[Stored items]
────────────────

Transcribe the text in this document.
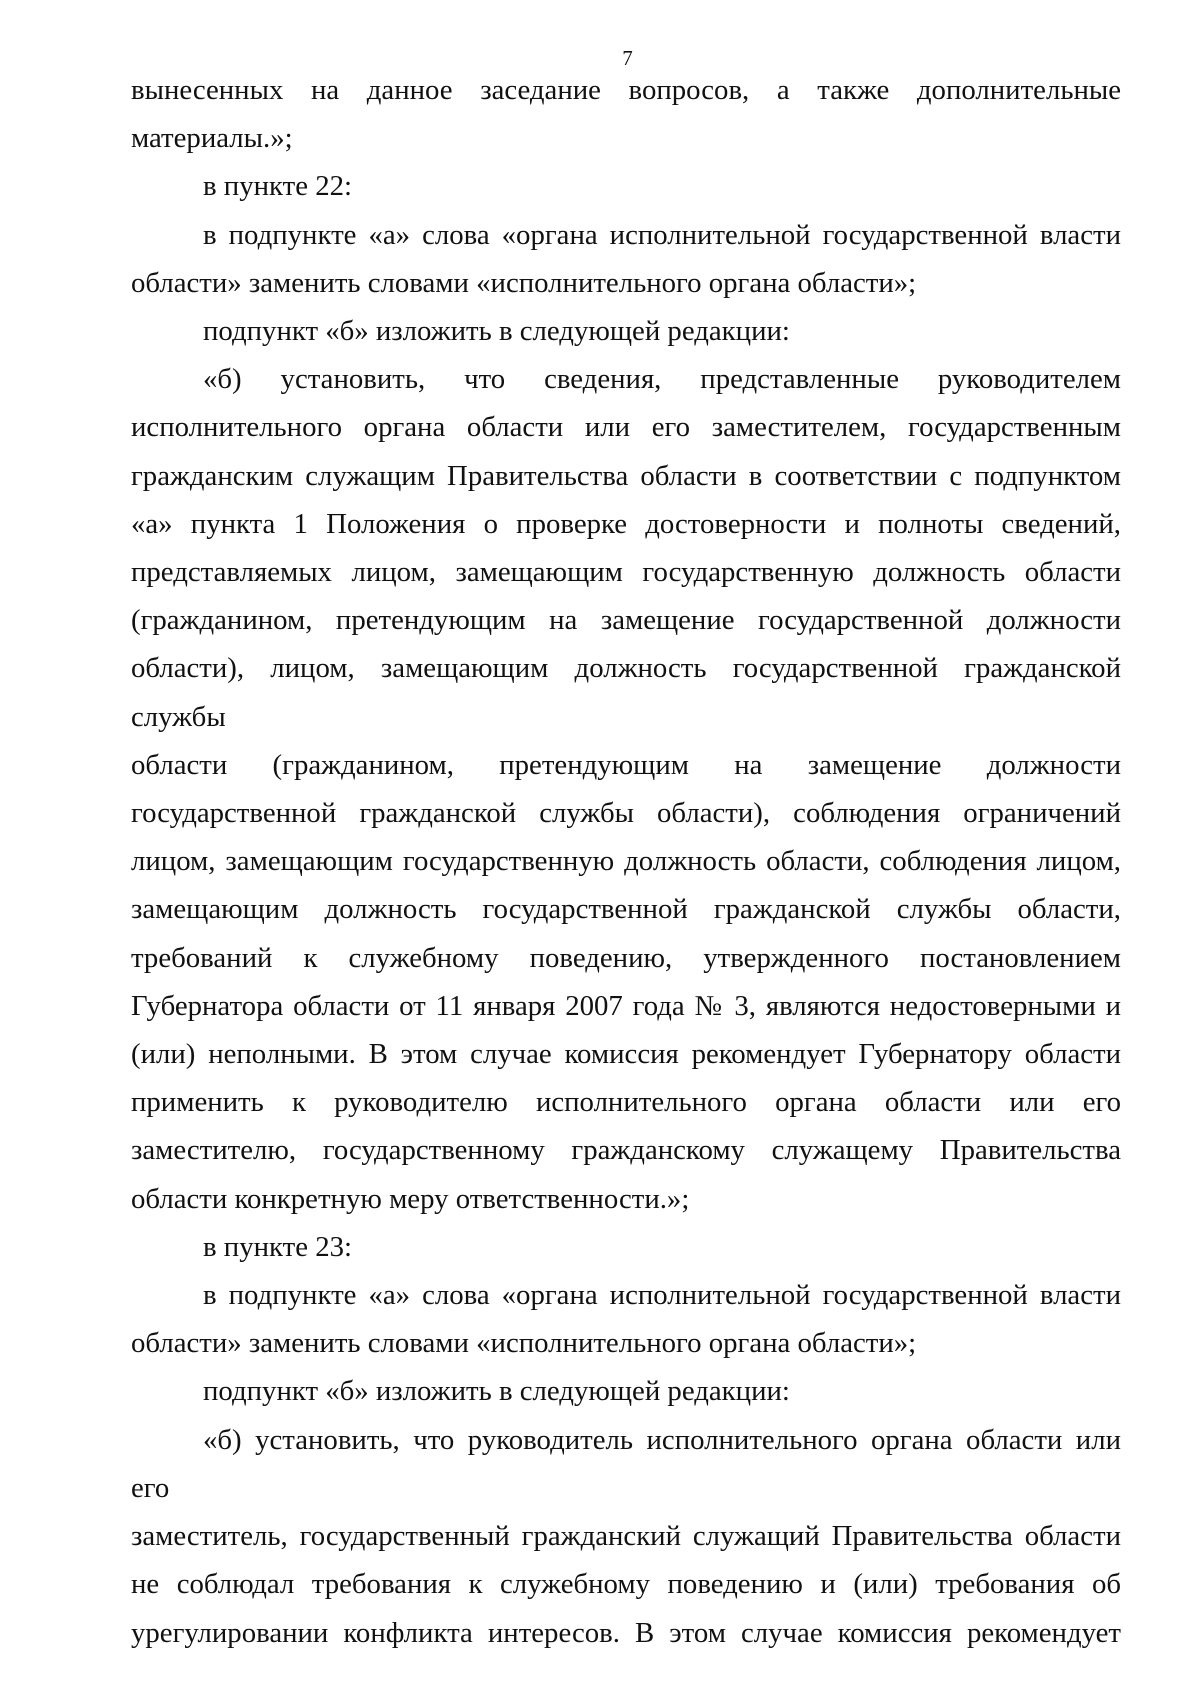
7

вынесенных на данное заседание вопросов, а также дополнительные

материалы.»;

в пункте 22:

в подпункте «а» слова «органа исполнительной государственной власти

области» заменить словами «исполнительного органа области»;

подпункт «б» изложить в следующей редакции:

«б) установить, что сведения, представленные руководителем

исполнительного органа области или его заместителем, государственным

гражданским служащим Правительства области в соответствии с подпунктом

«а» пункта 1 Положения о проверке достоверности и полноты сведений,

представляемых лицом, замещающим государственную должность области

(гражданином, претендующим на замещение государственной должности

области), лицом, замещающим должность государственной гражданской службы

области (гражданином, претендующим на замещение должности

государственной гражданской службы области), соблюдения ограничений

лицом, замещающим государственную должность области, соблюдения лицом,

замещающим должность государственной гражданской службы области,

требований к служебному поведению, утвержденного постановлением

Губернатора области от 11 января 2007 года № 3, являются недостоверными и

(или) неполными. В этом случае комиссия рекомендует Губернатору области

применить к руководителю исполнительного органа области или его

заместителю, государственному гражданскому служащему Правительства

области конкретную меру ответственности.»;

в пункте 23:

в подпункте «а» слова «органа исполнительной государственной власти

области» заменить словами «исполнительного органа области»;

подпункт «б» изложить в следующей редакции:

«б) установить, что руководитель исполнительного органа области или его

заместитель, государственный гражданский служащий Правительства области

не соблюдал требования к служебному поведению и (или) требования об

урегулировании конфликта интересов. В этом случае комиссия рекомендует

────────────────

_Stated exercise_:
Without the pictures, write out the whole listing above exactly as it appears.

_Response_:
Transcribe the text in this document.
7

вынесенных на данное заседание вопросов, а также дополнительные

материалы.»;

в пункте 22:

в подпункте «а» слова «органа исполнительной государственной власти

области» заменить словами «исполнительного органа области»;

подпункт «б» изложить в следующей редакции:

«б) установить, что сведения, представленные руководителем

исполнительного органа области или его заместителем, государственным

гражданским служащим Правительства области в соответствии с подпунктом

«а» пункта 1 Положения о проверке достоверности и полноты сведений,

представляемых лицом, замещающим государственную должность области

(гражданином, претендующим на замещение государственной должности

области), лицом, замещающим должность государственной гражданской службы

области (гражданином, претендующим на замещение должности

государственной гражданской службы области), соблюдения ограничений

лицом, замещающим государственную должность области, соблюдения лицом,

замещающим должность государственной гражданской службы области,

требований к служебному поведению, утвержденного постановлением

Губернатора области от 11 января 2007 года № 3, являются недостоверными и

(или) неполными. В этом случае комиссия рекомендует Губернатору области

применить к руководителю исполнительного органа области или его

заместителю, государственному гражданскому служащему Правительства

области конкретную меру ответственности.»;

в пункте 23:

в подпункте «а» слова «органа исполнительной государственной власти

области» заменить словами «исполнительного органа области»;

подпункт «б» изложить в следующей редакции:

«б) установить, что руководитель исполнительного органа области или его

заместитель, государственный гражданский служащий Правительства области

не соблюдал требования к служебному поведению и (или) требования об

урегулировании конфликта интересов. В этом случае комиссия рекомендует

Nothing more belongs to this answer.